(begin)

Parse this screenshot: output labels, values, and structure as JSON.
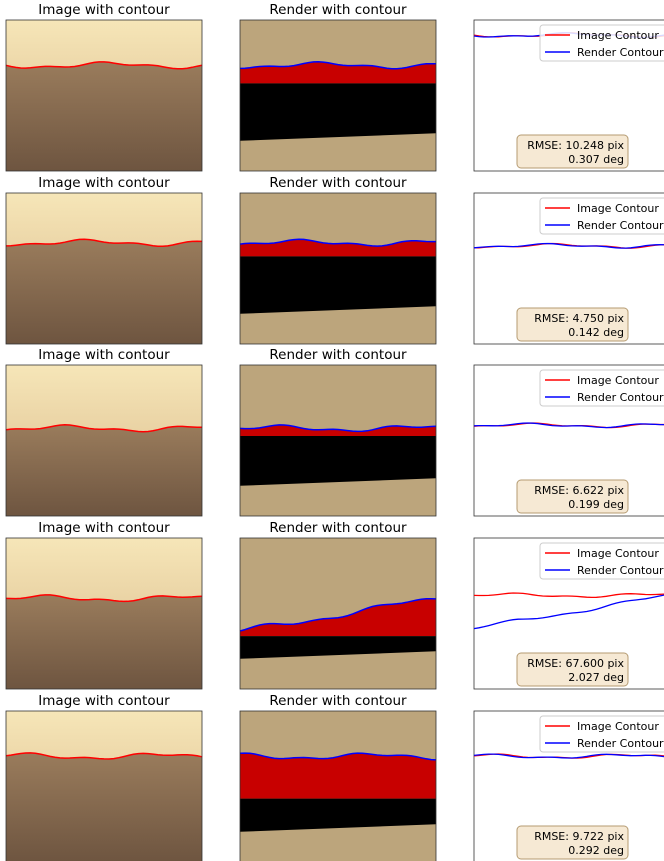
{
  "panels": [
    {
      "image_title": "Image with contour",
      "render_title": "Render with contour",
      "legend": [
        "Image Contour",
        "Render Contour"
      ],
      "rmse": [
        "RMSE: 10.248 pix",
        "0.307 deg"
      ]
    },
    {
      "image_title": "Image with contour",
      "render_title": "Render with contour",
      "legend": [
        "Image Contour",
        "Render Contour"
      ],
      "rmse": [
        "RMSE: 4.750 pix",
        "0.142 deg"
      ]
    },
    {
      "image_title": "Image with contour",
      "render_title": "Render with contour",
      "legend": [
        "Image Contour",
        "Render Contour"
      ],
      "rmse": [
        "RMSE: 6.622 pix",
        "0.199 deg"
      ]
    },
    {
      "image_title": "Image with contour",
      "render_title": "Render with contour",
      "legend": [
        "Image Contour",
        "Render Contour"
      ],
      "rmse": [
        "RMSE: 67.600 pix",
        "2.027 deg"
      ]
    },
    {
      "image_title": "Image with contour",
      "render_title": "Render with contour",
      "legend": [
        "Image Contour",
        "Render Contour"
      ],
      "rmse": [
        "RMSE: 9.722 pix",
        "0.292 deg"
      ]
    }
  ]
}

(end)
(begin)

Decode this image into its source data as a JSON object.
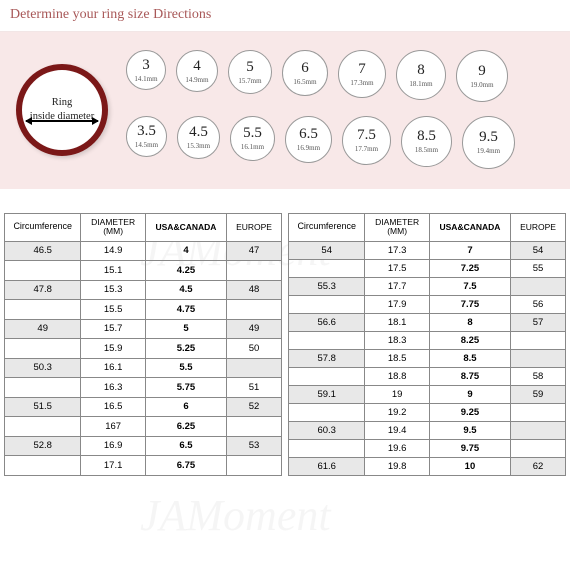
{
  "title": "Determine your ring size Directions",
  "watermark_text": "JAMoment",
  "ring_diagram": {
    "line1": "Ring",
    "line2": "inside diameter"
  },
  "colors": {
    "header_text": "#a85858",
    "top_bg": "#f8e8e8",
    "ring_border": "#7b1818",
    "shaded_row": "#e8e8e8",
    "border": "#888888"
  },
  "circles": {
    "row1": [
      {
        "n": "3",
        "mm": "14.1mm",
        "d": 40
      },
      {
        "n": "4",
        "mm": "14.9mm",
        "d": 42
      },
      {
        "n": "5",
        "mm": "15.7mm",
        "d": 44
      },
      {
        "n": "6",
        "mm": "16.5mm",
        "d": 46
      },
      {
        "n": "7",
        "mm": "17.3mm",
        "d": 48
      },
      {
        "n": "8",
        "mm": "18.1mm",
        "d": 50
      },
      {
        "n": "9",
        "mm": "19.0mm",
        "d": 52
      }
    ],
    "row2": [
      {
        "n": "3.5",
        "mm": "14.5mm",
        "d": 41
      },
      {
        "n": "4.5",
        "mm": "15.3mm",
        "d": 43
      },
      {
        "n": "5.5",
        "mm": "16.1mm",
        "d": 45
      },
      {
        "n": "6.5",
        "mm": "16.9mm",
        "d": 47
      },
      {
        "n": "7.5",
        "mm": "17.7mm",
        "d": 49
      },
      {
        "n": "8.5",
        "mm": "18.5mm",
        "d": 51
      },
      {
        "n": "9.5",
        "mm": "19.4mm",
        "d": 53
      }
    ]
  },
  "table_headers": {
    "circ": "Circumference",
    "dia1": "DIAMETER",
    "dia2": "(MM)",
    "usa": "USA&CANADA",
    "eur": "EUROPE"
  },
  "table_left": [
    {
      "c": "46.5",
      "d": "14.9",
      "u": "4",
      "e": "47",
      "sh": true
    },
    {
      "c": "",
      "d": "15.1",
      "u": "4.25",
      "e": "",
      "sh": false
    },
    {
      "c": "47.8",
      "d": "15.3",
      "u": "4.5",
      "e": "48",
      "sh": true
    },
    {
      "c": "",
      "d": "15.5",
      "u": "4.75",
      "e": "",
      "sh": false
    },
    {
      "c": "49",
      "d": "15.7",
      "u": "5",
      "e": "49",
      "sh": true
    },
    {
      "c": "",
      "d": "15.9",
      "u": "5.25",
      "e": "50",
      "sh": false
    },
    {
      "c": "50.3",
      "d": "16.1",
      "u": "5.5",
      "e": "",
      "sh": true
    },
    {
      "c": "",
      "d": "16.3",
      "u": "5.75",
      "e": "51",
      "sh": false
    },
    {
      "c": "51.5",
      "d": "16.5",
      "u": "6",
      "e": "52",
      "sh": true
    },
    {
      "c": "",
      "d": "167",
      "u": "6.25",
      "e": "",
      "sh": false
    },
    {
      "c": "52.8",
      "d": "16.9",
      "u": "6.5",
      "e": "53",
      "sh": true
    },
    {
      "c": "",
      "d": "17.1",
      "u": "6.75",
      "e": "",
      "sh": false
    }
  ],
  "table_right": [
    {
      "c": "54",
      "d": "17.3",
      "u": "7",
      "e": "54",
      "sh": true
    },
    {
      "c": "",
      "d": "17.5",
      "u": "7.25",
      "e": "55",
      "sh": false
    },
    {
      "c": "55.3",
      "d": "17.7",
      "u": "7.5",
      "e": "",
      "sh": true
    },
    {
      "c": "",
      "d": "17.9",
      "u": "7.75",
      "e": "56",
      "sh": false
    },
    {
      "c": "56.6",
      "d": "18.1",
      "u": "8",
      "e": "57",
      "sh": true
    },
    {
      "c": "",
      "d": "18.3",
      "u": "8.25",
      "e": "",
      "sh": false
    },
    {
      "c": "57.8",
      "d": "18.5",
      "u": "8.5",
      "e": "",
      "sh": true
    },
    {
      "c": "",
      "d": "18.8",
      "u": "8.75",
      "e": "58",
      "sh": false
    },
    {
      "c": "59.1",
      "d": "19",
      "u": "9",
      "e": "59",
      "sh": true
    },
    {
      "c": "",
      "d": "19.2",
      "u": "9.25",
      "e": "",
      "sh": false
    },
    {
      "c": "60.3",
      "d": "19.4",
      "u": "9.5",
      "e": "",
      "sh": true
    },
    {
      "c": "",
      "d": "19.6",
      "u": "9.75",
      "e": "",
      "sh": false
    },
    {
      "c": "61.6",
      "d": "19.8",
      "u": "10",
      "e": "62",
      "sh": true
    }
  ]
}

(end)

Exercise details:
Report how many lines in the listing above include the word "JSON". Give nothing but the number.

Exercise output:
2